Element boundary records
• • •
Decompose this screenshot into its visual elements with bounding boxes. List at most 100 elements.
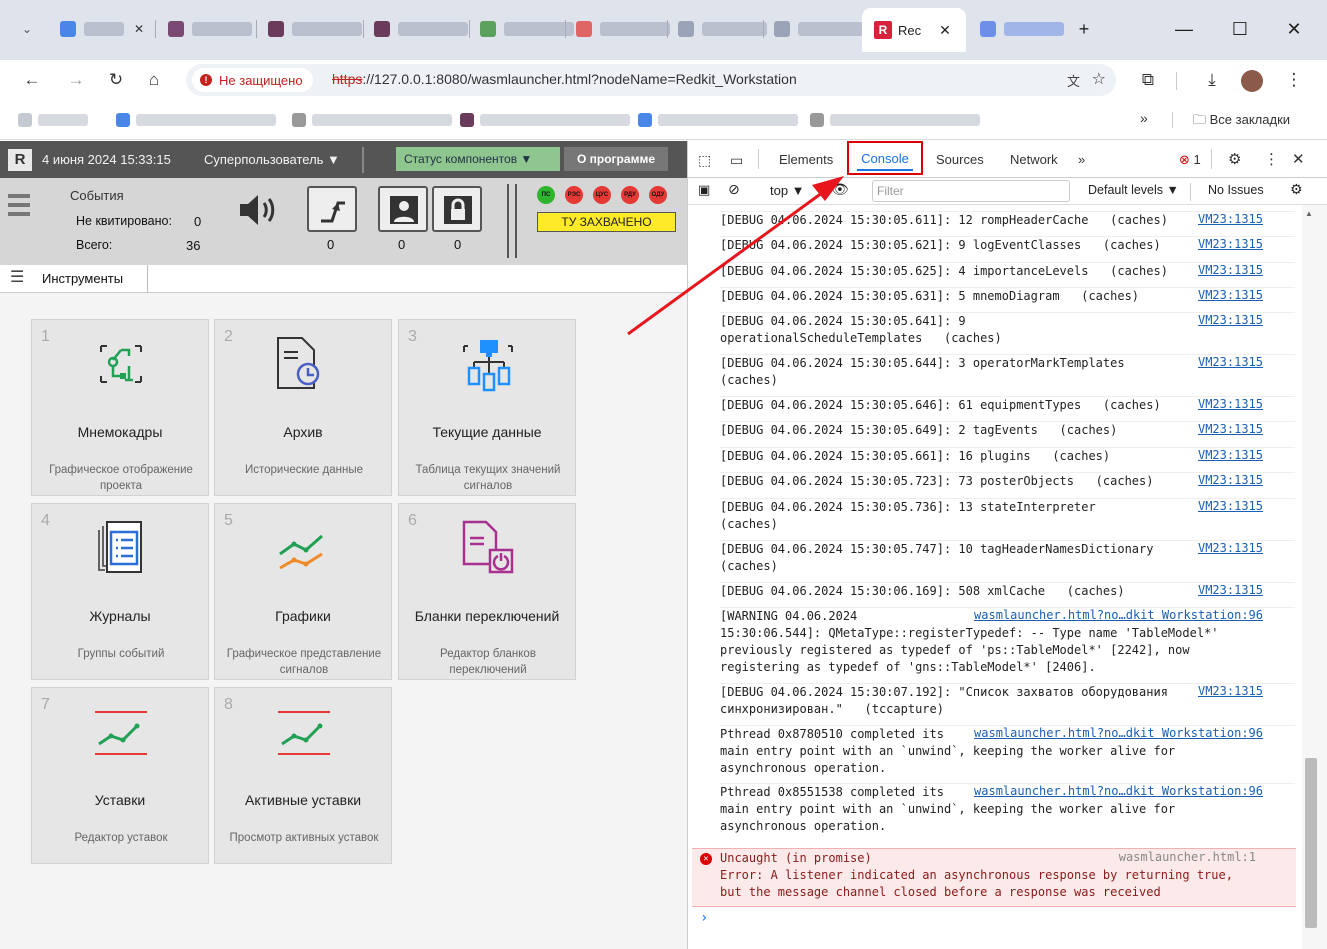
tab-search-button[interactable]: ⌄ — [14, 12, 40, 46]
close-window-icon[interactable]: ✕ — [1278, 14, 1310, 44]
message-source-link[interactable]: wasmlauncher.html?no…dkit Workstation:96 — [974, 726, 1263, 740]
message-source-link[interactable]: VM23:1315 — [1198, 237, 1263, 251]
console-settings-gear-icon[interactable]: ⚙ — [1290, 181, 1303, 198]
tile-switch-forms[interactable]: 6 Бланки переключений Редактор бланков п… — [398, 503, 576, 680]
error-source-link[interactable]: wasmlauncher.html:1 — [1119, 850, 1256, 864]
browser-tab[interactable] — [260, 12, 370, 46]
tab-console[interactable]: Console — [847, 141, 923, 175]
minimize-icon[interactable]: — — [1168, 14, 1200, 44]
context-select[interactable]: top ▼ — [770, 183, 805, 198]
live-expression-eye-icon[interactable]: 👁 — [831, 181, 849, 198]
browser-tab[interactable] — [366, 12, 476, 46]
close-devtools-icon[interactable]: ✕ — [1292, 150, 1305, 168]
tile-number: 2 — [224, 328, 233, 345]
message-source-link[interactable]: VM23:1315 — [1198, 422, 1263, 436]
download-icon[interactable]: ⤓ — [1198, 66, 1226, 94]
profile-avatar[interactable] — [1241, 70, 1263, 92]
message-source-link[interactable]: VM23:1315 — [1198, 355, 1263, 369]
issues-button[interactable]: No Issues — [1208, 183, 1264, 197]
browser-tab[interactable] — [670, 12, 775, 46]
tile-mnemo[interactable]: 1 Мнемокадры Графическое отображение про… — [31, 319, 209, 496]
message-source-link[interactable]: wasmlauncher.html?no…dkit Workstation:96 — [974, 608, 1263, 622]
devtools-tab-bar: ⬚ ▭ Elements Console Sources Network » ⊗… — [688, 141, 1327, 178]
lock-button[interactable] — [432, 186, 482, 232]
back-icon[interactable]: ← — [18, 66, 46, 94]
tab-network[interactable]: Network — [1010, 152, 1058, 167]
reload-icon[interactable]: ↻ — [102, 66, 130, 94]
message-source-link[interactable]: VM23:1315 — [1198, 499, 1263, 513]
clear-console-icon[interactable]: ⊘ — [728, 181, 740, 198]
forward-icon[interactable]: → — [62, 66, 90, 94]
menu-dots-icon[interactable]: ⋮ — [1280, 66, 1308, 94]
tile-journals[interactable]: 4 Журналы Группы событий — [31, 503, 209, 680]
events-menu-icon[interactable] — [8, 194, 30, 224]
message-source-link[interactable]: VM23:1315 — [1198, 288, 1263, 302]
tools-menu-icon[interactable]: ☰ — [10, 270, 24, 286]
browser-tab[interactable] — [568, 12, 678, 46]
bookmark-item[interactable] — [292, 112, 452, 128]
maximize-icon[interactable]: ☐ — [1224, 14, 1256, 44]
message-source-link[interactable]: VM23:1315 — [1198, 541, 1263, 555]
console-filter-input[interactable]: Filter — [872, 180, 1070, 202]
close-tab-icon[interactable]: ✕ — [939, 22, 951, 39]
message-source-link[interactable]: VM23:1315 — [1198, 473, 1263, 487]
• • •
**What this task involves**
Reproduce every line of the records above word for word, leaving out the pictures.

**Finished answer**
Decompose this screenshot into its visual elements with bounding boxes. List at most 100 elements.
tab-search-button[interactable]: ⌄ — [14, 12, 40, 46]
close-window-icon[interactable]: ✕ — [1278, 14, 1310, 44]
message-source-link[interactable]: wasmlauncher.html?no…dkit Workstation:96 — [974, 726, 1263, 740]
message-source-link[interactable]: VM23:1315 — [1198, 237, 1263, 251]
console-settings-gear-icon[interactable]: ⚙ — [1290, 181, 1303, 198]
tile-switch-forms[interactable]: 6 Бланки переключений Редактор бланков п… — [398, 503, 576, 680]
error-source-link[interactable]: wasmlauncher.html:1 — [1119, 850, 1256, 864]
browser-tab[interactable] — [260, 12, 370, 46]
tab-console[interactable]: Console — [847, 141, 923, 175]
minimize-icon[interactable]: — — [1168, 14, 1200, 44]
context-select[interactable]: top ▼ — [770, 183, 805, 198]
live-expression-eye-icon[interactable]: 👁 — [831, 181, 849, 198]
browser-tab[interactable] — [366, 12, 476, 46]
close-devtools-icon[interactable]: ✕ — [1292, 150, 1305, 168]
tile-number: 2 — [224, 328, 233, 345]
message-source-link[interactable]: VM23:1315 — [1198, 422, 1263, 436]
download-icon[interactable]: ⤓ — [1198, 66, 1226, 94]
profile-avatar[interactable] — [1241, 70, 1263, 92]
message-source-link[interactable]: VM23:1315 — [1198, 355, 1263, 369]
issues-button[interactable]: No Issues — [1208, 183, 1264, 197]
browser-tab[interactable] — [670, 12, 775, 46]
tile-mnemo[interactable]: 1 Мнемокадры Графическое отображение про… — [31, 319, 209, 496]
message-source-link[interactable]: wasmlauncher.html?no…dkit Workstation:96 — [974, 608, 1263, 622]
devtools-tab-bar: ⬚ ▭ Elements Console Sources Network » ⊗… — [688, 141, 1327, 178]
lock-button[interactable] — [432, 186, 482, 232]
back-icon[interactable]: ← — [18, 66, 46, 94]
tab-network[interactable]: Network — [1010, 152, 1058, 167]
reload-icon[interactable]: ↻ — [102, 66, 130, 94]
message-source-link[interactable]: VM23:1315 — [1198, 499, 1263, 513]
clear-console-icon[interactable]: ⊘ — [728, 181, 740, 198]
forward-icon[interactable]: → — [62, 66, 90, 94]
menu-dots-icon[interactable]: ⋮ — [1280, 66, 1308, 94]
tile-journals[interactable]: 4 Журналы Группы событий — [31, 503, 209, 680]
events-menu-icon[interactable] — [8, 194, 30, 224]
message-source-link[interactable]: VM23:1315 — [1198, 288, 1263, 302]
tools-menu-icon[interactable]: ☰ — [10, 270, 24, 286]
browser-tab[interactable] — [568, 12, 678, 46]
bookmark-item[interactable] — [292, 112, 452, 128]
maximize-icon[interactable]: ☐ — [1224, 14, 1256, 44]
message-source-link[interactable]: VM23:1315 — [1198, 541, 1263, 555]
console-filter-input[interactable]: Filter — [872, 180, 1070, 202]
close-tab-icon[interactable]: ✕ — [939, 22, 951, 39]
message-source-link[interactable]: VM23:1315 — [1198, 473, 1263, 487]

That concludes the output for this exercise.